*THE TASK*. Select the lines that contain "background" and copy each of them.

═════ SUPPLIED INFORMATION ═════

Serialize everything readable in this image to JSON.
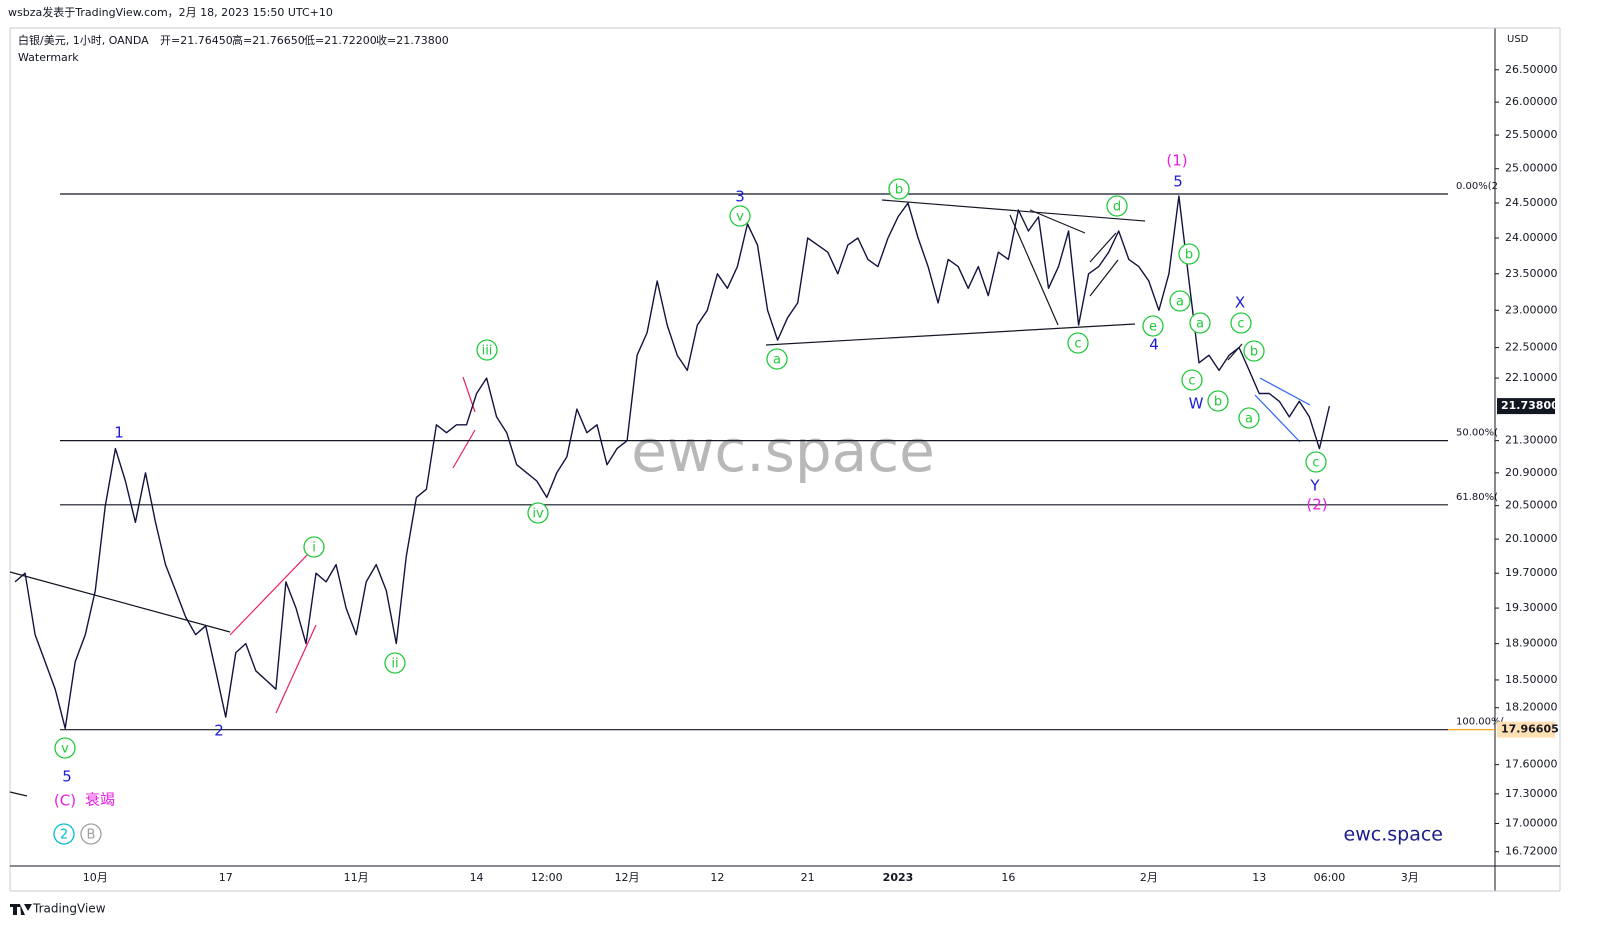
{
  "header": {
    "publisher": "wsbza发表于TradingView.com，2月 18, 2023 15:50 UTC+10",
    "symbol": "白银/美元, 1小时, OANDA",
    "open": "开=21.76450",
    "high": "高=21.76650",
    "low": "低=21.72200",
    "close": "收=21.73800",
    "watermark_label": "Watermark",
    "watermark": "ewc.space",
    "brand": "ewc.space",
    "logo": "TradingView"
  },
  "chart_data": {
    "type": "line",
    "color": "#131340",
    "log_scale": true,
    "y_axis_label": "USD",
    "categories": [
      null,
      null,
      null,
      null,
      null,
      null,
      null,
      null,
      "10月",
      null,
      null,
      null,
      null,
      null,
      null,
      null,
      null,
      null,
      null,
      null,
      null,
      "17",
      null,
      null,
      null,
      null,
      null,
      null,
      null,
      null,
      null,
      null,
      null,
      null,
      "11月",
      null,
      null,
      null,
      null,
      null,
      null,
      null,
      null,
      null,
      null,
      null,
      "14",
      null,
      null,
      null,
      null,
      null,
      null,
      "12:00",
      null,
      null,
      null,
      null,
      null,
      null,
      null,
      "12月",
      null,
      null,
      null,
      null,
      null,
      null,
      null,
      null,
      "12",
      null,
      null,
      null,
      null,
      null,
      null,
      null,
      null,
      "21",
      null,
      null,
      null,
      null,
      null,
      null,
      null,
      null,
      "2023",
      null,
      null,
      null,
      null,
      null,
      null,
      null,
      null,
      null,
      null,
      "16",
      null,
      null,
      null,
      null,
      null,
      null,
      null,
      null,
      null,
      null,
      null,
      null,
      null,
      "2月",
      null,
      null,
      null,
      null,
      null,
      null,
      null,
      null,
      null,
      null,
      "13",
      null,
      null,
      null,
      null,
      null,
      null,
      "06:00",
      null,
      null,
      null,
      null,
      null,
      null,
      null,
      "3月",
      null,
      null,
      null,
      null,
      null,
      null,
      null,
      null
    ],
    "values": [
      19.6,
      19.7,
      19.0,
      18.7,
      18.4,
      17.98,
      18.7,
      19.0,
      19.5,
      20.5,
      21.2,
      20.8,
      20.3,
      20.9,
      20.3,
      19.8,
      19.5,
      19.2,
      19.0,
      19.1,
      18.6,
      18.1,
      18.8,
      18.9,
      18.6,
      18.5,
      18.4,
      19.6,
      19.3,
      18.9,
      19.7,
      19.6,
      19.8,
      19.3,
      19.0,
      19.6,
      19.8,
      19.5,
      18.9,
      19.9,
      20.6,
      20.7,
      21.5,
      21.4,
      21.5,
      21.5,
      21.9,
      22.1,
      21.6,
      21.4,
      21.0,
      20.9,
      20.8,
      20.6,
      20.9,
      21.1,
      21.7,
      21.4,
      21.5,
      21.0,
      21.2,
      21.3,
      22.4,
      22.7,
      23.4,
      22.8,
      22.4,
      22.2,
      22.8,
      23.0,
      23.5,
      23.3,
      23.6,
      24.2,
      23.9,
      23.0,
      22.6,
      22.9,
      23.1,
      24.0,
      23.9,
      23.8,
      23.5,
      23.9,
      24.0,
      23.7,
      23.6,
      24.0,
      24.3,
      24.5,
      24.0,
      23.6,
      23.1,
      23.7,
      23.6,
      23.3,
      23.6,
      23.2,
      23.8,
      23.7,
      24.4,
      24.1,
      24.3,
      23.3,
      23.6,
      24.1,
      22.8,
      23.5,
      23.6,
      23.8,
      24.1,
      23.7,
      23.6,
      23.4,
      23.0,
      23.5,
      24.6,
      23.4,
      22.3,
      22.4,
      22.2,
      22.4,
      22.5,
      22.2,
      21.9,
      21.9,
      21.8,
      21.6,
      21.8,
      21.6,
      21.2,
      21.738,
      null,
      null,
      null,
      null,
      null,
      null,
      null,
      null,
      null,
      null,
      null,
      null,
      null,
      null,
      null,
      null
    ],
    "ylim": [
      16.58,
      27.16
    ],
    "yticks": [
      {
        "value": 26.5,
        "label": "26.50000"
      },
      {
        "value": 26.0,
        "label": "26.00000"
      },
      {
        "value": 25.5,
        "label": "25.50000"
      },
      {
        "value": 25.0,
        "label": "25.00000"
      },
      {
        "value": 24.5,
        "label": "24.50000"
      },
      {
        "value": 24.0,
        "label": "24.00000"
      },
      {
        "value": 23.5,
        "label": "23.50000"
      },
      {
        "value": 23.0,
        "label": "23.00000"
      },
      {
        "value": 22.5,
        "label": "22.50000"
      },
      {
        "value": 22.1,
        "label": "22.10000"
      },
      {
        "value": 21.3,
        "label": "21.30000"
      },
      {
        "value": 20.9,
        "label": "20.90000"
      },
      {
        "value": 20.5,
        "label": "20.50000"
      },
      {
        "value": 20.1,
        "label": "20.10000"
      },
      {
        "value": 19.7,
        "label": "19.70000"
      },
      {
        "value": 19.3,
        "label": "19.30000"
      },
      {
        "value": 18.9,
        "label": "18.90000"
      },
      {
        "value": 18.5,
        "label": "18.50000"
      },
      {
        "value": 18.2,
        "label": "18.20000"
      },
      {
        "value": 17.6,
        "label": "17.60000"
      },
      {
        "value": 17.3,
        "label": "17.30000"
      },
      {
        "value": 17.0,
        "label": "17.00000"
      },
      {
        "value": 16.72,
        "label": "16.72000"
      }
    ],
    "price_labels": [
      {
        "value": 21.738,
        "label": "21.73800",
        "background": "#131722",
        "text_color": "#ffffff"
      },
      {
        "value": 17.96605,
        "label": "17.96605",
        "background": "#ffe0b2",
        "text_color": "#131722"
      }
    ],
    "fib_levels": [
      {
        "value": 24.63,
        "label": "0.00%(2"
      },
      {
        "value": 21.3,
        "label": "50.00%("
      },
      {
        "value": 20.51,
        "label": "61.80%("
      },
      {
        "value": 17.96605,
        "label": "100.00%("
      }
    ],
    "annotations": [
      {
        "text": "1",
        "color": "#1c1cd6"
      },
      {
        "text": "2",
        "color": "#1c1cd6"
      },
      {
        "text": "3",
        "color": "#1c1cd6"
      },
      {
        "text": "4",
        "color": "#1c1cd6"
      },
      {
        "text": "5",
        "color": "#1c1cd6"
      },
      {
        "text": "(1)",
        "color": "#e91ee0"
      },
      {
        "text": "5",
        "color": "#1c1cd6"
      },
      {
        "text": "(C)",
        "color": "#e91ee0"
      },
      {
        "text": "衰竭",
        "color": "#e91ee0"
      },
      {
        "text": "2",
        "color": "#00bcd4",
        "circled": true
      },
      {
        "text": "B",
        "color": "#9e9e9e",
        "circled": true
      },
      {
        "text": "W",
        "color": "#1c1cd6"
      },
      {
        "text": "X",
        "color": "#1c1cd6"
      },
      {
        "text": "Y",
        "color": "#1c1cd6"
      },
      {
        "text": "(2)",
        "color": "#e91ee0"
      },
      {
        "text": "v",
        "color": "#22c93a",
        "circled": true
      },
      {
        "text": "i",
        "color": "#22c93a",
        "circled": true
      },
      {
        "text": "ii",
        "color": "#22c93a",
        "circled": true
      },
      {
        "text": "iii",
        "color": "#22c93a",
        "circled": true
      },
      {
        "text": "iv",
        "color": "#22c93a",
        "circled": true
      },
      {
        "text": "v",
        "color": "#22c93a",
        "circled": true
      },
      {
        "text": "a",
        "color": "#22c93a",
        "circled": true
      },
      {
        "text": "b",
        "color": "#22c93a",
        "circled": true
      },
      {
        "text": "c",
        "color": "#22c93a",
        "circled": true
      },
      {
        "text": "d",
        "color": "#22c93a",
        "circled": true
      },
      {
        "text": "e",
        "color": "#22c93a",
        "circled": true
      },
      {
        "text": "a",
        "color": "#22c93a",
        "circled": true
      },
      {
        "text": "b",
        "color": "#22c93a",
        "circled": true
      },
      {
        "text": "a",
        "color": "#22c93a",
        "circled": true
      },
      {
        "text": "c",
        "color": "#22c93a",
        "circled": true
      },
      {
        "text": "b",
        "color": "#22c93a",
        "circled": true
      },
      {
        "text": "c",
        "color": "#22c93a",
        "circled": true
      },
      {
        "text": "b",
        "color": "#22c93a",
        "circled": true
      },
      {
        "text": "a",
        "color": "#22c93a",
        "circled": true
      },
      {
        "text": "c",
        "color": "#22c93a",
        "circled": true
      }
    ]
  }
}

═════

*COMPLETED EXERCISE*.
        "background": "#131722",
        "background": "#ffe0b2",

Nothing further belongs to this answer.